■ Assignment:
In the article about Panera's subscription clubs, what is the monthly price of the Unlimited Sip Club?

(Reading passage Opens)

Panera’s Opens Another Subscription Club: Moving From Coffee To Including Beverages

Food & Drink

Panera Brea

PNRA
d, which has had success with its Coffee Club subscription service introduced in February 2020, is now launching its Unlimited Sip Club. For $10.99 a month plus tax, the Unlimited Sip Club offers unlimited self-service beverages at any Panera’s, which includes hot and iced coffee, hot and iced teas, lemonade, Pepsi-Cola fountain beverages including Dr. Pepper, Mountain Dew and Sierra Mist, and its own Charged Lemonades.

Subscribers could take advantage of the Unlimited Sip Club in all of its channels: its cafes, drive-thrus, delivery or rapid pick-up.

A coffee subscription program at Panera’s is bringing in new customers and adding to what customers buy, a win/win for the fast-casual chain.

When Panera’s Coffee Club launched in February 2020, the Coffee Club cost $8.99 monthly. By the end of 2021, Panera’s Coffee Club had grown to 600,000 subscribers, of which 300,000 were paying (most new members receive free membership for the first three months and then are charged).

Panera used to be owned by its stockholders, but in 2017, JAB Holding Company, a German-owned conglomerate, acquired the company for $7.5 billion and took it private. It owns a slew of restaurant brands, including Krispy Kreme, Caribou Coffee, Pret a Manger and Peets Coffee.

(Reading passage Closes)
(Dataset entries Opens)

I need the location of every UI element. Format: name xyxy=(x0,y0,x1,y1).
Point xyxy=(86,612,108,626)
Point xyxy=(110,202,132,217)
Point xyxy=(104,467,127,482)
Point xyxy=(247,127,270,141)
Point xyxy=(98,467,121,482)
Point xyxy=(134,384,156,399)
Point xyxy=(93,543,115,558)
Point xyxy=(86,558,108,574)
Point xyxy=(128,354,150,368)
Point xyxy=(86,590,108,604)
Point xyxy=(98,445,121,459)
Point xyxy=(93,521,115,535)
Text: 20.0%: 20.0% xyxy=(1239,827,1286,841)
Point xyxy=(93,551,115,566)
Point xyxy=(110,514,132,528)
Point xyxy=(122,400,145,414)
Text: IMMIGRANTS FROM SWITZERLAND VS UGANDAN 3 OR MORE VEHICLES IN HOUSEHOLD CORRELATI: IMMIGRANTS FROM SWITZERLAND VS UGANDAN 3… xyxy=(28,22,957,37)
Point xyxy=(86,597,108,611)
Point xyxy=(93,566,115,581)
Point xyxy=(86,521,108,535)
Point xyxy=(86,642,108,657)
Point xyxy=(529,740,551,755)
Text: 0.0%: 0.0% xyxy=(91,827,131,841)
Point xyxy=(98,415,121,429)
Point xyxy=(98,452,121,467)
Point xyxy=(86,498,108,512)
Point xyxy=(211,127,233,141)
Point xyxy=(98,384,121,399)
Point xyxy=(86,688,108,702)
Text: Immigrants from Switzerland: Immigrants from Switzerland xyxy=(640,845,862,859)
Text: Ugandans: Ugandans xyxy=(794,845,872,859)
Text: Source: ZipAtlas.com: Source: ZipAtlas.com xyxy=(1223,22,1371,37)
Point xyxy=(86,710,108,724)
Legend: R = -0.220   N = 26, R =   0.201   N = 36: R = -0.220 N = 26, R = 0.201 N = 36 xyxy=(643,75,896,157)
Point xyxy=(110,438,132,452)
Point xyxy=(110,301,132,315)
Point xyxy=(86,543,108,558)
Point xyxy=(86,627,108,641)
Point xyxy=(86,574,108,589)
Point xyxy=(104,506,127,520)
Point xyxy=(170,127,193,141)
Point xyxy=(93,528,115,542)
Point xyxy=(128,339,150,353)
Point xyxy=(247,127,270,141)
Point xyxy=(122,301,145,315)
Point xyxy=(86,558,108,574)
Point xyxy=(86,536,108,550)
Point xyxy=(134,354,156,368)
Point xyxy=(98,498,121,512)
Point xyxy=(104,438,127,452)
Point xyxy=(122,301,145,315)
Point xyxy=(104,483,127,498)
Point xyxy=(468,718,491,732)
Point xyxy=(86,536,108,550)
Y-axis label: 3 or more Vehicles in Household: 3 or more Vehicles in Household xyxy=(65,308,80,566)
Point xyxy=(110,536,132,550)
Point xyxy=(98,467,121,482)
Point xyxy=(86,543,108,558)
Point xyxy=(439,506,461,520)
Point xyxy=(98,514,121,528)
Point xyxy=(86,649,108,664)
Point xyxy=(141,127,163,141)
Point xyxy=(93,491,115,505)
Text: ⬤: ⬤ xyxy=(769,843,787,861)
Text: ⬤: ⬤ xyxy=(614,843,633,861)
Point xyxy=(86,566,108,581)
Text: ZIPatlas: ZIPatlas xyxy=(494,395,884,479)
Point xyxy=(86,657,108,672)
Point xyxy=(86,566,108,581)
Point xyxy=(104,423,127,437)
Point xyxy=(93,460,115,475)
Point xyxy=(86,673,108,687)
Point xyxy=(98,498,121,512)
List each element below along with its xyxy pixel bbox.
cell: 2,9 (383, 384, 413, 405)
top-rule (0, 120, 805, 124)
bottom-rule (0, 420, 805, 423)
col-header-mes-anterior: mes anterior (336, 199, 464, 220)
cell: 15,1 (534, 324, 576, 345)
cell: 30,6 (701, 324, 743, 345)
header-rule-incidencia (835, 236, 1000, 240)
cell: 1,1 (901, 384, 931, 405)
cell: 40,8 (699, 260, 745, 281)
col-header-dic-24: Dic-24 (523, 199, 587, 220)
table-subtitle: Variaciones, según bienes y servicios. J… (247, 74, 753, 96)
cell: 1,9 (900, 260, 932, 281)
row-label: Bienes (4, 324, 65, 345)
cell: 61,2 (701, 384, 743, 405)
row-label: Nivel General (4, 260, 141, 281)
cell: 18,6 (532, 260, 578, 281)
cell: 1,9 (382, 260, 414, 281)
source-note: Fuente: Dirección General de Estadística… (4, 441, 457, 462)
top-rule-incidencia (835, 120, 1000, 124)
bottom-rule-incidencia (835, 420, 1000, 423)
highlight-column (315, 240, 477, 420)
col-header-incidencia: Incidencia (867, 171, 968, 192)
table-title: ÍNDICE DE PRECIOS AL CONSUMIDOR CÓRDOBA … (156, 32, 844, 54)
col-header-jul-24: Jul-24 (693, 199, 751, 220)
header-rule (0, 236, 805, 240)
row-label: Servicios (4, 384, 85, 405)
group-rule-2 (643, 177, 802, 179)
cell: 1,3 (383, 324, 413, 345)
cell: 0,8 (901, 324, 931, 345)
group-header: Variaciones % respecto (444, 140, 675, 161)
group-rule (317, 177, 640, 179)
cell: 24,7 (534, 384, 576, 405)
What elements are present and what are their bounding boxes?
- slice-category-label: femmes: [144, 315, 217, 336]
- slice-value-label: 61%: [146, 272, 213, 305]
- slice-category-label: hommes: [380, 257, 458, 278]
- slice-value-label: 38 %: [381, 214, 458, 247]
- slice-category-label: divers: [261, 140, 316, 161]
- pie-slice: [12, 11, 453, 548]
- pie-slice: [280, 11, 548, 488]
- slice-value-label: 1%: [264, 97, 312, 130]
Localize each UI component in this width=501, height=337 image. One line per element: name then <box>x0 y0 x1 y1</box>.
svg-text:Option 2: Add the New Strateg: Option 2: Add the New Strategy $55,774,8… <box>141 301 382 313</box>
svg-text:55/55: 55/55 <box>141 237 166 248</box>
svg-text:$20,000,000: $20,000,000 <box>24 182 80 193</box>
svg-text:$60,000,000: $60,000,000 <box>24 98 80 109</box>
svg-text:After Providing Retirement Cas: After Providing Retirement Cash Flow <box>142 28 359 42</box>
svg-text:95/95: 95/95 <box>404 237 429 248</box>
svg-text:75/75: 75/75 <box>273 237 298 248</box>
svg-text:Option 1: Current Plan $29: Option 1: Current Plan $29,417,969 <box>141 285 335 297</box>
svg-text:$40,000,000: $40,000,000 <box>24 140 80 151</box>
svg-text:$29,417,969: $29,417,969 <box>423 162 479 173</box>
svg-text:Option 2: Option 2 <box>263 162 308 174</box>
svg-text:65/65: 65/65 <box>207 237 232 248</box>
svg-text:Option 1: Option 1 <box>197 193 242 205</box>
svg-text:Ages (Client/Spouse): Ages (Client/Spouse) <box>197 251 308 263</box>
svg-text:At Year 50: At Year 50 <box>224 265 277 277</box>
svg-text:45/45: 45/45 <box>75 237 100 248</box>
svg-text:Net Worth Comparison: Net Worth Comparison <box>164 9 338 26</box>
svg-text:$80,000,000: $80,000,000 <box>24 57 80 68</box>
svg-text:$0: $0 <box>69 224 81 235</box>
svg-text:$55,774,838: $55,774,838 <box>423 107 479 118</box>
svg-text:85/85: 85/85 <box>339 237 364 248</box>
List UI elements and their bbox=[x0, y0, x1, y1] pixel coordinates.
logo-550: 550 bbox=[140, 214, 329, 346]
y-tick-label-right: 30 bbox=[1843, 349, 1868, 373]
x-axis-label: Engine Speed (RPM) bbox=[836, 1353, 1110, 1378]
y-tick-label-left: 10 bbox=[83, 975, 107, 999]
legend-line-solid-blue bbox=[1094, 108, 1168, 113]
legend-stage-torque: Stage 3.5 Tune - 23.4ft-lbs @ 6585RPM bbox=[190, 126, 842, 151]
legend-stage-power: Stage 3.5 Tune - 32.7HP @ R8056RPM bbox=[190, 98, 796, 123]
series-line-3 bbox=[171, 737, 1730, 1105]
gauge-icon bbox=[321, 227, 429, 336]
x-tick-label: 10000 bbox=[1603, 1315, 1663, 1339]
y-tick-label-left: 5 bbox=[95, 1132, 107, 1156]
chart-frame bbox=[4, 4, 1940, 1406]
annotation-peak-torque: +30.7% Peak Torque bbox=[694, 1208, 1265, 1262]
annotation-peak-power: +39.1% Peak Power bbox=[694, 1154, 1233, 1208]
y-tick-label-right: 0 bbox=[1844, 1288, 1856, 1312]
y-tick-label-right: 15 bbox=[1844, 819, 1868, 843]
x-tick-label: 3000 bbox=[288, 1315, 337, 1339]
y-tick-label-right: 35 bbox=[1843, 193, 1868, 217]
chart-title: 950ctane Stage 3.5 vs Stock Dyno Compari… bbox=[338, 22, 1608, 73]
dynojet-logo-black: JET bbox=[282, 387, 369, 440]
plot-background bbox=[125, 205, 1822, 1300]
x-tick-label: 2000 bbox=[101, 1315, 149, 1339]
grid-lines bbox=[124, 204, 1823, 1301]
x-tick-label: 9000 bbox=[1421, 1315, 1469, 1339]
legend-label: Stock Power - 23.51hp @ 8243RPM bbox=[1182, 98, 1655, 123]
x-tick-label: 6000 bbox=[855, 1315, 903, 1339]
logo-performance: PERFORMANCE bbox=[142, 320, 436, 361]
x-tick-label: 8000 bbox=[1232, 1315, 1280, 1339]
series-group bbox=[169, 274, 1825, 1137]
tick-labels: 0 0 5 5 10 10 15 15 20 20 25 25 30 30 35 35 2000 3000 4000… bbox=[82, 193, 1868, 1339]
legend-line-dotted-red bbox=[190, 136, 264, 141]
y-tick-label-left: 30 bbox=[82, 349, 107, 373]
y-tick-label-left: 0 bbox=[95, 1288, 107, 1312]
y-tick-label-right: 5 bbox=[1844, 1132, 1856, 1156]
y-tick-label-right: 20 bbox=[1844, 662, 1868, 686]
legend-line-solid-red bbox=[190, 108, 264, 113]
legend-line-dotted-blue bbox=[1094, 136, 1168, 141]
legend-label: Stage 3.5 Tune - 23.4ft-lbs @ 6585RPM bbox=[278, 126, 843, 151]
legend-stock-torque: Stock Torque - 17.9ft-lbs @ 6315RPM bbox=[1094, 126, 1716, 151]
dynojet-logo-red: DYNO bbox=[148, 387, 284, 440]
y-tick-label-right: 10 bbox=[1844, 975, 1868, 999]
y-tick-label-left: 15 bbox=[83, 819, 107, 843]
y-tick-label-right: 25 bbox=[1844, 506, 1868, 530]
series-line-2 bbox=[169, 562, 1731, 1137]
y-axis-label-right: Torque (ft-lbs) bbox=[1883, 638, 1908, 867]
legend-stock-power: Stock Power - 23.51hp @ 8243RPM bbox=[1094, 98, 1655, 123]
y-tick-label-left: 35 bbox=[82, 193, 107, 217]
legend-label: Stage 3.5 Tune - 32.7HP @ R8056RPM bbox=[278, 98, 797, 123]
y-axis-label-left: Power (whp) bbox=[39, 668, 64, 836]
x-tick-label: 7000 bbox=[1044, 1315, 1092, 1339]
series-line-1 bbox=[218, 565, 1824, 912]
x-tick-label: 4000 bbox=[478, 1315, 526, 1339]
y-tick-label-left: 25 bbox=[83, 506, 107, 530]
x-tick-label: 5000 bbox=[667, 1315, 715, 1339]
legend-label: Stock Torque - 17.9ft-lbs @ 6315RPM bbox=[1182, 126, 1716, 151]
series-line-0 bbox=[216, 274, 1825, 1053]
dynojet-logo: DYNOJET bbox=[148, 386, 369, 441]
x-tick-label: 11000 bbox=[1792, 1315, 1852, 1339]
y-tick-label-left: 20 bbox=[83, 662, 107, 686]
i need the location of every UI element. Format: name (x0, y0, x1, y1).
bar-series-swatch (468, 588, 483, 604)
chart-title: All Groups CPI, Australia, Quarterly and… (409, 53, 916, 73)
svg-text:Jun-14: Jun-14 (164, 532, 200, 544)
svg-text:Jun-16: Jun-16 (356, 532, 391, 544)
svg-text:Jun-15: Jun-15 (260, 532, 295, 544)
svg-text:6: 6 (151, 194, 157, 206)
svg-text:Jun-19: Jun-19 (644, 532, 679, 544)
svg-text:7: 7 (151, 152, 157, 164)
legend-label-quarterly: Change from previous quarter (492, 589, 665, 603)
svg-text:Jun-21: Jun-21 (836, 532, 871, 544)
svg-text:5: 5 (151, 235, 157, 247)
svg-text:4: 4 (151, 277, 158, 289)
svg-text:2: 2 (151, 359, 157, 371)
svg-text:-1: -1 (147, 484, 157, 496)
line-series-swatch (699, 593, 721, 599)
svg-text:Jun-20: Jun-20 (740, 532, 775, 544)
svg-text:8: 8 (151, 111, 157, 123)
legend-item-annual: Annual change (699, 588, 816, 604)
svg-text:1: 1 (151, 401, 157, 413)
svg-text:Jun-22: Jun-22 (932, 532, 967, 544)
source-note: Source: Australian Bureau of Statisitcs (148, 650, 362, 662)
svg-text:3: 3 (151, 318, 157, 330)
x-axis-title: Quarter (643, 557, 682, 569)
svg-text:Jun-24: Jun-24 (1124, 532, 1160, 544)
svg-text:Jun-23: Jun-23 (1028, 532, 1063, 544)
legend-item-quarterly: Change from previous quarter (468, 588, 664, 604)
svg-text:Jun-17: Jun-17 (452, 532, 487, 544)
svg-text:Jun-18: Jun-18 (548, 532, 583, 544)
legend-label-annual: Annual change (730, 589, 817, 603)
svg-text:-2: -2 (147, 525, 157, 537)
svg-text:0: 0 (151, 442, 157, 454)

(Dataset entries Closes)

■ Answer to this task:
$10.99 a month plus tax.